## [SHORT PROBLEM]
Copy every line of the records below that holds the word "Card".
─── RECORDS PROVIDED
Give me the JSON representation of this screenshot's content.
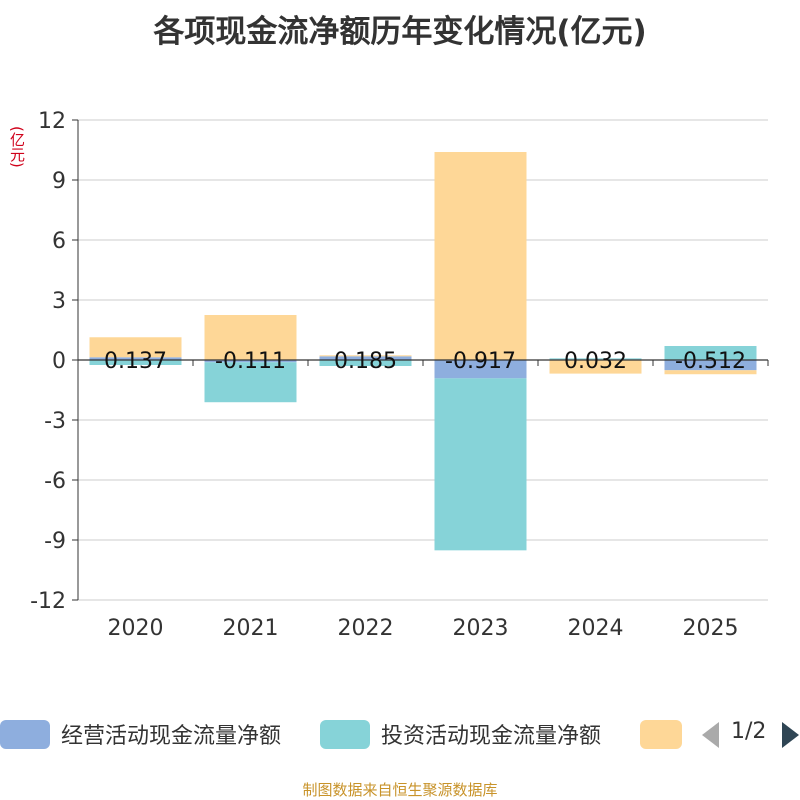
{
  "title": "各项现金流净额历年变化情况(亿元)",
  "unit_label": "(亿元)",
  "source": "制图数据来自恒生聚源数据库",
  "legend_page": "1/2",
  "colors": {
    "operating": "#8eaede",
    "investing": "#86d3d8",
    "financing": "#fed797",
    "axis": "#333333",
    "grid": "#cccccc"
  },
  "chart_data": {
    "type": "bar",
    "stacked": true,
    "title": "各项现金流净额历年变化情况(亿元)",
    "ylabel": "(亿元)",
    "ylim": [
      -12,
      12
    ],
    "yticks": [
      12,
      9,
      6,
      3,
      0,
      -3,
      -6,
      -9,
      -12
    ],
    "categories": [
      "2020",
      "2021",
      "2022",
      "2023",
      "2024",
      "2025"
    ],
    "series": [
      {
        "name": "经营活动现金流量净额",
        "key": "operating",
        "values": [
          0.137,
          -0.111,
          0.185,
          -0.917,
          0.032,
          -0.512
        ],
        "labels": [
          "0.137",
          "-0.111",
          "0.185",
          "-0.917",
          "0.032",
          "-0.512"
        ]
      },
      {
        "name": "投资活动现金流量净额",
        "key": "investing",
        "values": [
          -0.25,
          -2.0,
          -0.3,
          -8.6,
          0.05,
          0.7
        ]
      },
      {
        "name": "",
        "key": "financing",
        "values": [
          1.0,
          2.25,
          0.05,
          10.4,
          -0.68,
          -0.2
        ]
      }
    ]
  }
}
──────
─── RECORDS PROVIDED
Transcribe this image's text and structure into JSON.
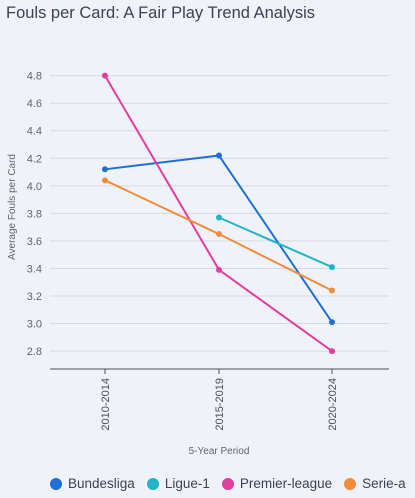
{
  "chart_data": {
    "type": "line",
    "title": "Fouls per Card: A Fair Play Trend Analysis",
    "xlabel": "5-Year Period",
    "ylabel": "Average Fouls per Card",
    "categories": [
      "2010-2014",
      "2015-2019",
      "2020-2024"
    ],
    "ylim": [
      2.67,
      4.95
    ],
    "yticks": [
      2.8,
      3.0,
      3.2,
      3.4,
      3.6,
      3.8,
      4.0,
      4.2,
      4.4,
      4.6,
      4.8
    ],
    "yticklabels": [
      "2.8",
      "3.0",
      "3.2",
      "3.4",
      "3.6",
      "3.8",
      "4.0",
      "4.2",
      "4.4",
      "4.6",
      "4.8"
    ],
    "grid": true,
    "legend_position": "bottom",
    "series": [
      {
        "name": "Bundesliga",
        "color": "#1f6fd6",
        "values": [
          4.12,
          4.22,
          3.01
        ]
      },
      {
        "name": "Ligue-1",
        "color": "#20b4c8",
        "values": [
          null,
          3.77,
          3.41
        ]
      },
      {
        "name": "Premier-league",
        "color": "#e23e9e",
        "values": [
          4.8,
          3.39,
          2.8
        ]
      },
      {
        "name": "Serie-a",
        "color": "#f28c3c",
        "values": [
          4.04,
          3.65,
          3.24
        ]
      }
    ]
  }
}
──────
## [RESULT]
    "title": "Fouls per Card: A Fair Play Trend Analysis",
    "ylabel": "Average Fouls per Card",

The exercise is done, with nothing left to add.